◆ PROBLEM DESCRIPTION: Go through the listing and copy each line with the string "name".

--- start of DATASET ENTRIES ---

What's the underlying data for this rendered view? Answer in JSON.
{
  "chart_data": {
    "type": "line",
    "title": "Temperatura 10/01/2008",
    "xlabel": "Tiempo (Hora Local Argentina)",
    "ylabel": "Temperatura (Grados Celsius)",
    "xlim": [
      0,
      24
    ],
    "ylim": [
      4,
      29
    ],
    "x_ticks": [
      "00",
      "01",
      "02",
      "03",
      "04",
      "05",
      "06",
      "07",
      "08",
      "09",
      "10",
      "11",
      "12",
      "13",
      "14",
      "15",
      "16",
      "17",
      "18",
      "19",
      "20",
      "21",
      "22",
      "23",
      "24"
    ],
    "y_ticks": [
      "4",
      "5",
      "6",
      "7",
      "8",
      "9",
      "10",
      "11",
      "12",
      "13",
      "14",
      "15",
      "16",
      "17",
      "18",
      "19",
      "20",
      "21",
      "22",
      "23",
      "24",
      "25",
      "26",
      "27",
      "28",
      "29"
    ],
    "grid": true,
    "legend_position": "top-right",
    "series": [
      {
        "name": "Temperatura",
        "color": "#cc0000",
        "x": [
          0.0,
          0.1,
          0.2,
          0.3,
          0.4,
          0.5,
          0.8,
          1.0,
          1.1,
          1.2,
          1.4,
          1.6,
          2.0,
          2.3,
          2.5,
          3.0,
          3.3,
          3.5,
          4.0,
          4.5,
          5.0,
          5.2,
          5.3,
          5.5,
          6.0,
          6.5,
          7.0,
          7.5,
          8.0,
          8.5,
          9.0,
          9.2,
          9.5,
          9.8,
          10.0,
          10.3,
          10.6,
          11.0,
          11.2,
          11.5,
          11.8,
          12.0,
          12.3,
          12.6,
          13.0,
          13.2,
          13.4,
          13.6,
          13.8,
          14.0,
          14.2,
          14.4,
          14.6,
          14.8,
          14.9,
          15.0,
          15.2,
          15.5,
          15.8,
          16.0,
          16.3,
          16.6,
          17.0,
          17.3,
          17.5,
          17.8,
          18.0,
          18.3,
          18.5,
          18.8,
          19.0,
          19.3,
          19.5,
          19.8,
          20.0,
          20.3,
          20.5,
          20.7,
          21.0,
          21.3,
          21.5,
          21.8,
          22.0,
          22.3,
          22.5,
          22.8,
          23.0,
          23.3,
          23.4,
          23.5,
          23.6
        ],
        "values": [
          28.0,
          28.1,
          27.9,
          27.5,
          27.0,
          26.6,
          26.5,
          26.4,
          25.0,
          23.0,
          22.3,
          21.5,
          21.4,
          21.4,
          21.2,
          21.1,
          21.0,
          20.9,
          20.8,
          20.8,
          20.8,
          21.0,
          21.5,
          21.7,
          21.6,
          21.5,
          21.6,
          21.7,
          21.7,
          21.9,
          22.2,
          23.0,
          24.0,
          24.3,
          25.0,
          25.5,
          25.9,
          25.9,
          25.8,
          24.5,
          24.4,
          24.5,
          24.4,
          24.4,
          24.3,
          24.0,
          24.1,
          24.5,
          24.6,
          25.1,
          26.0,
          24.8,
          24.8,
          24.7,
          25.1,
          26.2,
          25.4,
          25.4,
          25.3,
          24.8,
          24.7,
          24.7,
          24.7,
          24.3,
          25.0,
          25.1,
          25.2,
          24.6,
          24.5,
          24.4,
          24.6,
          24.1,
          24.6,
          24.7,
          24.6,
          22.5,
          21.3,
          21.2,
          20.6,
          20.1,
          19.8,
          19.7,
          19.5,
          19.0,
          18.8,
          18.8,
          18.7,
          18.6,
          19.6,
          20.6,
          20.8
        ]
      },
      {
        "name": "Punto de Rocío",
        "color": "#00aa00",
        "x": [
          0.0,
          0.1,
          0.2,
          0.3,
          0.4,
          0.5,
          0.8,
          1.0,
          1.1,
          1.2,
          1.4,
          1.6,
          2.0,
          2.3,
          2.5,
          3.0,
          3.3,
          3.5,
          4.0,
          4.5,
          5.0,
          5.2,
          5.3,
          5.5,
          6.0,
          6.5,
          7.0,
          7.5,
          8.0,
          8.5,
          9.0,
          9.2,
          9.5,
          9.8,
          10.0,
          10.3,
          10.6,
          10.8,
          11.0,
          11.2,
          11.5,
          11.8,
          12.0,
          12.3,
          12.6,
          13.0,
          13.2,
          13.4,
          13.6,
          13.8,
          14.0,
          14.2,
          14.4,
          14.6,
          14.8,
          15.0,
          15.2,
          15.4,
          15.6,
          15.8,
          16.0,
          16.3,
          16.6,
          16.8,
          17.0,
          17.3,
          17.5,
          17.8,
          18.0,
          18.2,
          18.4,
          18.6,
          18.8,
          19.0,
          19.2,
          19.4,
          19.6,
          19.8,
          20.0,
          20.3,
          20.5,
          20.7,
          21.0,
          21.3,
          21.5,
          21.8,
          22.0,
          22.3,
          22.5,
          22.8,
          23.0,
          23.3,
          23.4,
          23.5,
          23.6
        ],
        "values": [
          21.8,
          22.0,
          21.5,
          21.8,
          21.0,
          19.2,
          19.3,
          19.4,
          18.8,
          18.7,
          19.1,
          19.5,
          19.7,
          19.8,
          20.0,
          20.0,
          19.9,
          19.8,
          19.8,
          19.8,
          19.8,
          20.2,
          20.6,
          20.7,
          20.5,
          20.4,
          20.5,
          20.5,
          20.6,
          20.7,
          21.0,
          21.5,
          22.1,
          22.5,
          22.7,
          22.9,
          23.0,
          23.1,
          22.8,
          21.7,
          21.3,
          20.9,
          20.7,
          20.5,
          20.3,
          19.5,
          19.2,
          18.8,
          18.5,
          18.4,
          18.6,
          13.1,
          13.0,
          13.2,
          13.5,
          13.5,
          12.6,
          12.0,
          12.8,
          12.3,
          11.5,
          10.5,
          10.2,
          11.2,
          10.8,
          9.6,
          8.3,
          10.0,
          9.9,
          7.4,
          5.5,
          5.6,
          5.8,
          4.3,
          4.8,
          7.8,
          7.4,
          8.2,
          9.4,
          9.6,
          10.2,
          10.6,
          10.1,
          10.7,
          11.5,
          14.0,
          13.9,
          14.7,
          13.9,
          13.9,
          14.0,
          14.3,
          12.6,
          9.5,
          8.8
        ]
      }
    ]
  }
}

--- end of DATASET ENTRIES ---

◆ WRITTEN ANSWER:
        "name": "Temperatura",
        "name": "Punto de Rocío",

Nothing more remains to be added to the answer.